**GIVEN REQUEST**: List all lines in the material below that contain "JSON".

**Stored data**:
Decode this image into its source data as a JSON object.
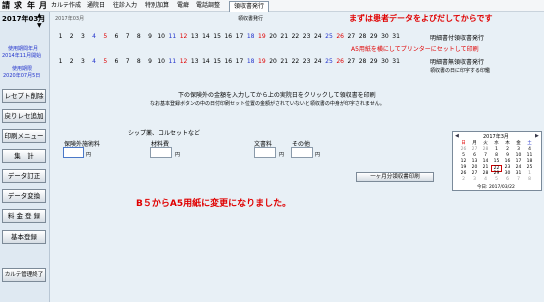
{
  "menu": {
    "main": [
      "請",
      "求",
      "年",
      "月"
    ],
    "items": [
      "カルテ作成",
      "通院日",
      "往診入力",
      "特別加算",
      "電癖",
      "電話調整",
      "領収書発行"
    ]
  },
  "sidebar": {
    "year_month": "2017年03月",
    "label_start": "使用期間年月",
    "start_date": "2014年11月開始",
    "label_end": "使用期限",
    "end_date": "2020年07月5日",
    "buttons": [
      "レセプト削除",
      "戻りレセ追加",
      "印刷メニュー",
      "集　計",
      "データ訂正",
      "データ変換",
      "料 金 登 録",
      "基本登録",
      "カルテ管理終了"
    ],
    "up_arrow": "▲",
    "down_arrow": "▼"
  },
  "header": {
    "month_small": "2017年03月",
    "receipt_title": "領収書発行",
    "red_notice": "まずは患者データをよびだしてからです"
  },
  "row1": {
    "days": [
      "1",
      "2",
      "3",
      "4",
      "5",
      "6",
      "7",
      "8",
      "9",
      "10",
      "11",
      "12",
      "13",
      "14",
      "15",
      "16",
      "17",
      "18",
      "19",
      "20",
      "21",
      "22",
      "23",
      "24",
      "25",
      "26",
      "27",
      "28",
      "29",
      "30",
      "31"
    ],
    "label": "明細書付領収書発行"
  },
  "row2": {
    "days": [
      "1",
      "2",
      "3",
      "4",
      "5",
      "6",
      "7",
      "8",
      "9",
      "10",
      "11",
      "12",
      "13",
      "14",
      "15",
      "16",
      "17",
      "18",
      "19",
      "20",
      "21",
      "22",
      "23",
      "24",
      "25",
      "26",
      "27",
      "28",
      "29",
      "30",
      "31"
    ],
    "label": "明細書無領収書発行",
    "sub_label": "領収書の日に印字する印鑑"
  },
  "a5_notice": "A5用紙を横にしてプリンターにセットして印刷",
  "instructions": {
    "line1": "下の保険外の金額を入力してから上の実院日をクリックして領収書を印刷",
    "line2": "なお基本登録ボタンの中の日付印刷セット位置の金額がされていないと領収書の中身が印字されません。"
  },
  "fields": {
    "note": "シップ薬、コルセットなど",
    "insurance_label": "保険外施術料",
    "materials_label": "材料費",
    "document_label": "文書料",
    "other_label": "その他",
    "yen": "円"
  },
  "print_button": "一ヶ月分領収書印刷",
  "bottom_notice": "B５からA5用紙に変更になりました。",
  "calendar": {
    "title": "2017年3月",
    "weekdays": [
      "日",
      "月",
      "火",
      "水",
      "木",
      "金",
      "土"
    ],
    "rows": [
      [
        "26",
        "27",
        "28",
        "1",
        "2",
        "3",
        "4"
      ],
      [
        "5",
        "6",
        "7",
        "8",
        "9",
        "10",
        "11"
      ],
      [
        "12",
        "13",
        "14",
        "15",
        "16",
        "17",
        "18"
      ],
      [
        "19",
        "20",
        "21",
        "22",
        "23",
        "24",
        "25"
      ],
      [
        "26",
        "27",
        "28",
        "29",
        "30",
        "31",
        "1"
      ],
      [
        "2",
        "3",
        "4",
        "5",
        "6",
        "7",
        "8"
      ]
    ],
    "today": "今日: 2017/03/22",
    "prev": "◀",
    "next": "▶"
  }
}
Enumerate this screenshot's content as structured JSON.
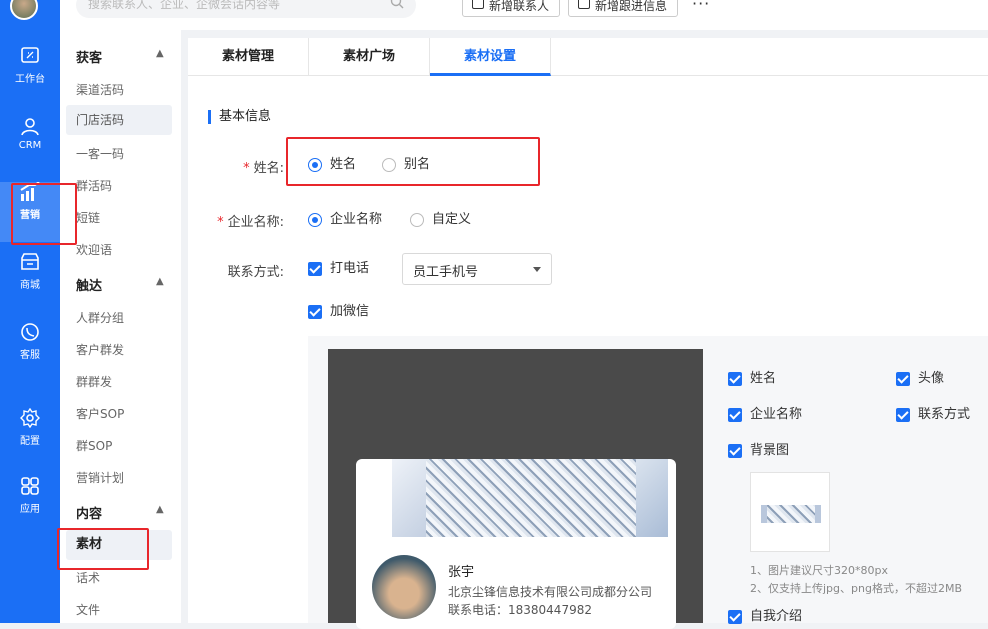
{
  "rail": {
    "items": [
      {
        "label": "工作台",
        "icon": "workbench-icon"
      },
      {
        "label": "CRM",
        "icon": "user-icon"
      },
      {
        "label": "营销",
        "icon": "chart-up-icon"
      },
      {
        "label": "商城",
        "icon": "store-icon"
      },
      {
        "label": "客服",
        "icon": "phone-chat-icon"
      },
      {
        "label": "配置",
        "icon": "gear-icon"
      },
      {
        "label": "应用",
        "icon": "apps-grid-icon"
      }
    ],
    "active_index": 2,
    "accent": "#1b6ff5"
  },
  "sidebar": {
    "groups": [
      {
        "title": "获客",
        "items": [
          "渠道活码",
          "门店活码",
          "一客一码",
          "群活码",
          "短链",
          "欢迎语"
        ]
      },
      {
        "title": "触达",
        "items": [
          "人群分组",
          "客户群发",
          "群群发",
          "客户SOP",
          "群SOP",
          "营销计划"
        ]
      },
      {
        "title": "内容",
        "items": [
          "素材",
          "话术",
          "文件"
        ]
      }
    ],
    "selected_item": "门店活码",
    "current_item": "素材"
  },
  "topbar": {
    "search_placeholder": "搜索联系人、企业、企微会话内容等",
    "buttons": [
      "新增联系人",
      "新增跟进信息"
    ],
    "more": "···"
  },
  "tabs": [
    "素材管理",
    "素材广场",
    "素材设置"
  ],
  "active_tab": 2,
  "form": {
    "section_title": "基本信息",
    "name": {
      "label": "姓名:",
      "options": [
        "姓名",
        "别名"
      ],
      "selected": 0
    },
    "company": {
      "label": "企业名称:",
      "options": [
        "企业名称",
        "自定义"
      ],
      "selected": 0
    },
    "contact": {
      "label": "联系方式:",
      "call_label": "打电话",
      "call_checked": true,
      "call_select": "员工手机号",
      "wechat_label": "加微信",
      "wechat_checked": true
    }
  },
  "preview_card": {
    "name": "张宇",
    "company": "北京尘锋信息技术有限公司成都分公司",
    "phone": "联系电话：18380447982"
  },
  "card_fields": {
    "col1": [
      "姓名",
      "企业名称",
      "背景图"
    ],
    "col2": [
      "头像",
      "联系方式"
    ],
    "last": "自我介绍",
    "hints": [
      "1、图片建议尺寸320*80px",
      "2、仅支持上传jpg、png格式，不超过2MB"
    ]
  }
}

**THE OUTPUT**:
Decode this image into its source data as a JSON object.
Enumerate this screenshot's content as structured JSON.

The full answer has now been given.